[Stored entries]
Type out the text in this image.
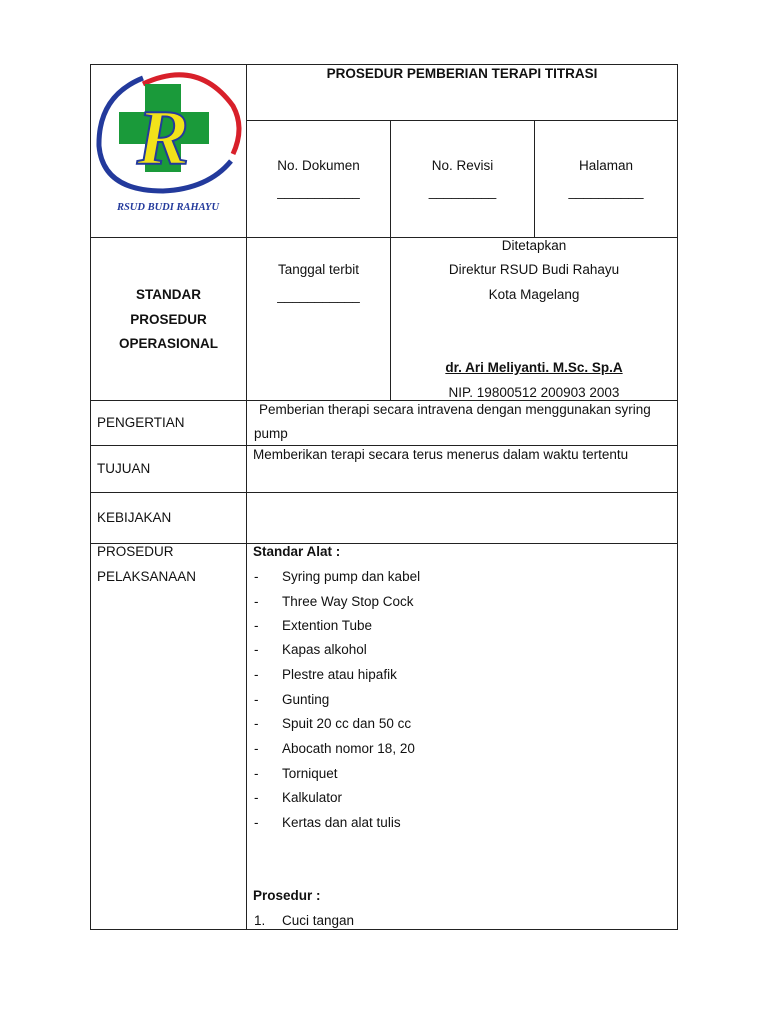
R
RSUD BUDI RAHAYU
PROSEDUR PEMBERIAN TERAPI TITRASI
No. Dokumen
___________
No. Revisi
_________
Halaman
__________
STANDAR
PROSEDUR
OPERASIONAL
Tanggal terbit
___________
Ditetapkan
Direktur RSUD Budi Rahayu
Kota Magelang
dr. Ari Meliyanti. M.Sc. Sp.A
NIP. 19800512 200903 2003
PENGERTIAN
Pemberian therapi secara intravena dengan menggunakan syring
pump
TUJUAN
Memberikan terapi secara terus menerus dalam waktu tertentu
KEBIJAKAN
PROSEDUR
PELAKSANAAN
Standar Alat :
- Syring pump dan kabel
- Three Way Stop Cock
- Extention Tube
- Kapas alkohol
- Plestre atau hipafik
- Gunting
- Spuit 20 cc dan 50 cc
- Abocath nomor 18, 20
- Torniquet
- Kalkulator
- Kertas dan alat tulis
Prosedur :
1. Cuci tangan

-- Task --
Leave out the pictures and retype every line above exactly.

-- In response --
Type out the text in this image.
R
RSUD BUDI RAHAYU
PROSEDUR PEMBERIAN TERAPI TITRASI
No. Dokumen
___________
No. Revisi
_________
Halaman
__________
STANDAR
PROSEDUR
OPERASIONAL
Tanggal terbit
___________
Ditetapkan
Direktur RSUD Budi Rahayu
Kota Magelang
dr. Ari Meliyanti. M.Sc. Sp.A
NIP. 19800512 200903 2003
PENGERTIAN
Pemberian therapi secara intravena dengan menggunakan syring
pump
TUJUAN
Memberikan terapi secara terus menerus dalam waktu tertentu
KEBIJAKAN
PROSEDUR
PELAKSANAAN
Standar Alat :
- Syring pump dan kabel
- Three Way Stop Cock
- Extention Tube
- Kapas alkohol
- Plestre atau hipafik
- Gunting
- Spuit 20 cc dan 50 cc
- Abocath nomor 18, 20
- Torniquet
- Kalkulator
- Kertas dan alat tulis
Prosedur :
1. Cuci tangan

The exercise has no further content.